• **WHAT IS BEING ASKED**:
For this exercise, copy out each line of the material below that includes "JSON".

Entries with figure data
◆ ◆ ◆ ◆ ◆ ◆ ◆
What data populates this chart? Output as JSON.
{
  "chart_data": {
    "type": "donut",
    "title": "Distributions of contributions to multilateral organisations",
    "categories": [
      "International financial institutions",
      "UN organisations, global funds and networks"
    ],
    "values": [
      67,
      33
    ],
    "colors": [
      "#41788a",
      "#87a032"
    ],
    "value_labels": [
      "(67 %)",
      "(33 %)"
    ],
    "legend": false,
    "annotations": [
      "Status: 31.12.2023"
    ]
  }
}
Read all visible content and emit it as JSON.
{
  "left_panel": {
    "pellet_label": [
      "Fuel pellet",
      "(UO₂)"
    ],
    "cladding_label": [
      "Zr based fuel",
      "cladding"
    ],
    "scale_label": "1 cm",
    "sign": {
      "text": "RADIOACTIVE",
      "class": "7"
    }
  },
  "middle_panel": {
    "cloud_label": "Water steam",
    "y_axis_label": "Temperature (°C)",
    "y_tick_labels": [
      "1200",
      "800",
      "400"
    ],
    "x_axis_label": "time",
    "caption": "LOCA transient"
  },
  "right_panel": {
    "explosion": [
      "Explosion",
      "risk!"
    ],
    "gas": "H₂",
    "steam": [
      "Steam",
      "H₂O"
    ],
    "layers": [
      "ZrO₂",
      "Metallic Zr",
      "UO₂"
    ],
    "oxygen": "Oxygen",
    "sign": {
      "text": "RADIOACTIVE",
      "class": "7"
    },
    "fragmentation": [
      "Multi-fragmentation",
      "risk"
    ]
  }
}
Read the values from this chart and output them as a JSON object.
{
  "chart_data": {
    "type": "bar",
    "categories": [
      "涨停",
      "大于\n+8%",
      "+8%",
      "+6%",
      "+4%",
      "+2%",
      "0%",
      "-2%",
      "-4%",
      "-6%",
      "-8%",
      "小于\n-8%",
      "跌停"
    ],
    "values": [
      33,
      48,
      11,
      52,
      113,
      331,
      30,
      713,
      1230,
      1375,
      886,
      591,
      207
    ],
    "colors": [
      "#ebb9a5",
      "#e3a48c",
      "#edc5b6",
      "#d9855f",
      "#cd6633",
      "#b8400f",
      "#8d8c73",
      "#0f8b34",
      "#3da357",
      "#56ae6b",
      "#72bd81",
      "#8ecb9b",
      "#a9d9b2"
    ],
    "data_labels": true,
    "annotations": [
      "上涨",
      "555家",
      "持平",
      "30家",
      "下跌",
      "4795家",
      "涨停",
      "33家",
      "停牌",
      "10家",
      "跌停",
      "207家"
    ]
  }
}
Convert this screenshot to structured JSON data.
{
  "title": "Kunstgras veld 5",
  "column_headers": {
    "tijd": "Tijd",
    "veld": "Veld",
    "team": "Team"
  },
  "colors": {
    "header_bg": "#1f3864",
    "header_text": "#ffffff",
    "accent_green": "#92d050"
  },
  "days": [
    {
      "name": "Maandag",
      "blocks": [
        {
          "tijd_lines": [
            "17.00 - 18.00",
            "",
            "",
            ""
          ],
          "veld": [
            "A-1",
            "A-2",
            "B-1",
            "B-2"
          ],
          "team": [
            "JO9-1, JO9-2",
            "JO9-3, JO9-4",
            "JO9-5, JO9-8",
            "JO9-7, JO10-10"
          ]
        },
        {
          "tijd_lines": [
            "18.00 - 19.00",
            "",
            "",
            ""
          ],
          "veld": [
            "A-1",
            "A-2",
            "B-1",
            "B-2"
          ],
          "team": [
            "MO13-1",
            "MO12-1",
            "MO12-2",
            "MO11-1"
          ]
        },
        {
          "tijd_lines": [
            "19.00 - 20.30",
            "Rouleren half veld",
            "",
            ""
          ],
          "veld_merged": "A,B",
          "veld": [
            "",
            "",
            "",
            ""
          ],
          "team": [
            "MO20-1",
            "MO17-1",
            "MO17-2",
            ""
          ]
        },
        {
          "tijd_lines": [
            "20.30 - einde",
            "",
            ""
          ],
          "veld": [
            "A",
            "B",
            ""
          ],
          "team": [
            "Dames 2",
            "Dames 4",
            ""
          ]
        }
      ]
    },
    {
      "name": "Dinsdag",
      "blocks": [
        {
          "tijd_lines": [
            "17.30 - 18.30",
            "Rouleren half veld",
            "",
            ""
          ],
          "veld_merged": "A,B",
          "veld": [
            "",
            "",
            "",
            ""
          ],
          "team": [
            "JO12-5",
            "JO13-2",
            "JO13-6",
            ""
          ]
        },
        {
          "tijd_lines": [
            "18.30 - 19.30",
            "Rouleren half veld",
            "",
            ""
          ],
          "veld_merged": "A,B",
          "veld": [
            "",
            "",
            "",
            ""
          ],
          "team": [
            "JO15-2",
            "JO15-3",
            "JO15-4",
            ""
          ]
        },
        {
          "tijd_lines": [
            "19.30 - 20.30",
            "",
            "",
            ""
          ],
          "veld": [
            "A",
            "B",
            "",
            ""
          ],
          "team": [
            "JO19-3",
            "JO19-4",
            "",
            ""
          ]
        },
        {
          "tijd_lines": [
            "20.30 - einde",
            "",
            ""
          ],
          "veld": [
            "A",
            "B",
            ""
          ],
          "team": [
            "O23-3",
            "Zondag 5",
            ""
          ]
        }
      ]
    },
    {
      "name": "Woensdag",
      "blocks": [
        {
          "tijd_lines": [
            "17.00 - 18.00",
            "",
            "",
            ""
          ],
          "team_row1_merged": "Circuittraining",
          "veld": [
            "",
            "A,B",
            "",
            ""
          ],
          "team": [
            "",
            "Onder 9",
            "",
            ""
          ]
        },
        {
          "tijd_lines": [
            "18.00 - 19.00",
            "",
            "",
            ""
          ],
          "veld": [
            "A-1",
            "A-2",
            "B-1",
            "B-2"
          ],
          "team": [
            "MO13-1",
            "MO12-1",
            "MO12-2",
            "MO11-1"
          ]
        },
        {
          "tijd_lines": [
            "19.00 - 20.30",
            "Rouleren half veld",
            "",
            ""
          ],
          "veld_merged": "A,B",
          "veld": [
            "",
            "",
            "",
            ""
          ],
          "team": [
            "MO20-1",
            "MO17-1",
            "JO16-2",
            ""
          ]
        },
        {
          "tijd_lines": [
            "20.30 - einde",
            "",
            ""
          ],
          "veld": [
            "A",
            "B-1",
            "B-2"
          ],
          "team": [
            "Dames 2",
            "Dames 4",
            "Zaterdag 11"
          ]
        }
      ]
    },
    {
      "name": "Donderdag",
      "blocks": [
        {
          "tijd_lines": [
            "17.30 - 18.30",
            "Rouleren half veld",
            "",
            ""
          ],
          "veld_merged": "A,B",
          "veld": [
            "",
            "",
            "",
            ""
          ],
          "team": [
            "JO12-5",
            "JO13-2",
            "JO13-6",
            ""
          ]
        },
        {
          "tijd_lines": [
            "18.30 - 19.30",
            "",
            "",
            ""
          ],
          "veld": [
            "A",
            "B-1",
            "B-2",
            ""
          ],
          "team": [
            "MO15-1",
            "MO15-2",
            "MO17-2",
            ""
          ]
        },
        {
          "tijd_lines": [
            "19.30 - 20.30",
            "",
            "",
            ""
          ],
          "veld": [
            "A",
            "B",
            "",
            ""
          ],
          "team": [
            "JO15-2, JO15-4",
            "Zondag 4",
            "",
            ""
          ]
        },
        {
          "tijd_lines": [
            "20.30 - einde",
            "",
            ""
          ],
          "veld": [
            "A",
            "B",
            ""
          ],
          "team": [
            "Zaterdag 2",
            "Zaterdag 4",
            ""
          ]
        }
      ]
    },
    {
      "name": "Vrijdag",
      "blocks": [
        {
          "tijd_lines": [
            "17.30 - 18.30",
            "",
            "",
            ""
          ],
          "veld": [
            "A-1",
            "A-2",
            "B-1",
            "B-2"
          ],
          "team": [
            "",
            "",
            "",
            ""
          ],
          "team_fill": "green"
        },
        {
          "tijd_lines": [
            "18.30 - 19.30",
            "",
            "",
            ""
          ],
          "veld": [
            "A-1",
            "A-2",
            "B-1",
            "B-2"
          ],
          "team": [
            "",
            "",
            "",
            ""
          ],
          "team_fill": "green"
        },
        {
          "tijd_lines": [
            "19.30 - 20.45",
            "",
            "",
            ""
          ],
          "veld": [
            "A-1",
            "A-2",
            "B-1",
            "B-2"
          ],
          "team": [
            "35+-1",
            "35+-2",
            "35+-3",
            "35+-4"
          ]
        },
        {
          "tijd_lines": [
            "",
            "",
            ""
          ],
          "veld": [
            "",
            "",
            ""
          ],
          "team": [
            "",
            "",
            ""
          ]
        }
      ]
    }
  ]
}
◆ ◆ ◆ ◆ ◆ ◆ ◆
• **FINISHED ANSWER**:
What data populates this chart? Output as JSON.
Read all visible content and emit it as JSON.
Read the values from this chart and output them as a JSON object.
Convert this screenshot to structured JSON data.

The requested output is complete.